### SET EXERCISE
Provide only the number of lines where "value" occurs.

### RECORD EXTRACTS
<<<<

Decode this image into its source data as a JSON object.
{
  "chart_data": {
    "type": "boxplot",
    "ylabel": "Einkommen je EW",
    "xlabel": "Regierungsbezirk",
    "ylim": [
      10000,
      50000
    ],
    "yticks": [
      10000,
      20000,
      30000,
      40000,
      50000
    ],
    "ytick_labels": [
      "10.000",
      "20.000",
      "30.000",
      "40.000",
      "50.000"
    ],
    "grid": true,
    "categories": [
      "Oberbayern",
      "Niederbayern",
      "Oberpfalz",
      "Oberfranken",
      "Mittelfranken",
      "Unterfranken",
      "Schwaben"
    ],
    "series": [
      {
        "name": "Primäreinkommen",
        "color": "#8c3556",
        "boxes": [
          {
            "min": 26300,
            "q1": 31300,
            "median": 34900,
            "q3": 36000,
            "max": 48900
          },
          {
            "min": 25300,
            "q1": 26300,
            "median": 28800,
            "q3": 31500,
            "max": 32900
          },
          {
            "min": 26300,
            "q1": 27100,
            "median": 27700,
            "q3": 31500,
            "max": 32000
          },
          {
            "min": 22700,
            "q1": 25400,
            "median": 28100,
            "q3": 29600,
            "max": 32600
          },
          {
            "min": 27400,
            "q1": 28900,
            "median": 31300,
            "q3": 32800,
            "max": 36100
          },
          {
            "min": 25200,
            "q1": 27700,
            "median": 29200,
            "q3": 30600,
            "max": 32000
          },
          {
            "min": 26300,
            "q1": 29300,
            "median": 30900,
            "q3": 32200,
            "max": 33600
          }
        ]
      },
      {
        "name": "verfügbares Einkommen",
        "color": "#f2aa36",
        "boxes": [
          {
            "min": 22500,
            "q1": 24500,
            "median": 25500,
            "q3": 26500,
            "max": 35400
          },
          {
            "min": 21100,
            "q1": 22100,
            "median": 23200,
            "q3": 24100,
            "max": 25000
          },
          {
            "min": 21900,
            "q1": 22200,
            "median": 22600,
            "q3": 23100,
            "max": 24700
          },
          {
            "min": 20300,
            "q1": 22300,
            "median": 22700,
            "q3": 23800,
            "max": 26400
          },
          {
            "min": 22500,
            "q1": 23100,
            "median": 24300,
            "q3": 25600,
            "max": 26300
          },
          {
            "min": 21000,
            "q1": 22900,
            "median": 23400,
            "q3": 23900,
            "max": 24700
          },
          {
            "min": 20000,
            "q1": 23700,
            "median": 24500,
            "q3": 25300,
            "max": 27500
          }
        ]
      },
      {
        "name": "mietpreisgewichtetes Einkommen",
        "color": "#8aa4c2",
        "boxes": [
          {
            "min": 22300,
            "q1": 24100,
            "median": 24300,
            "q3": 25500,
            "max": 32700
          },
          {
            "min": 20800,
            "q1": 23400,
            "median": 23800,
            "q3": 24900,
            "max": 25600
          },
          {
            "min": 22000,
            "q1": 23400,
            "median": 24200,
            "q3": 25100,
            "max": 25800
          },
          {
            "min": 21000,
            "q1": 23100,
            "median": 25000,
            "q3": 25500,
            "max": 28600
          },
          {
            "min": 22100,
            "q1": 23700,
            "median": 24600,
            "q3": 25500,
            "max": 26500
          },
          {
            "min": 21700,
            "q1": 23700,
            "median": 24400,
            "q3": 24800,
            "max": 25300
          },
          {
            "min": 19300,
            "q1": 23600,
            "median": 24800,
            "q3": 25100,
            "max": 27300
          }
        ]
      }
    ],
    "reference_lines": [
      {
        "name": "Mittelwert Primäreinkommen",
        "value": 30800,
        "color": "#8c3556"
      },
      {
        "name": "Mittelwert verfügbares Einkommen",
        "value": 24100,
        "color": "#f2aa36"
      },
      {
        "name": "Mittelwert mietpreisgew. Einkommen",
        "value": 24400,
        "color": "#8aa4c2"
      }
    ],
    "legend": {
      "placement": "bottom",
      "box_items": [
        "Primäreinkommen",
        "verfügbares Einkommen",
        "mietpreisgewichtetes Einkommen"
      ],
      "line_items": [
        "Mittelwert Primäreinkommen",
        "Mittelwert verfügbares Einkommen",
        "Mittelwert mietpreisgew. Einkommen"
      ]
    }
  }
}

>>>>

### REPLY TO THE EXERCISE
3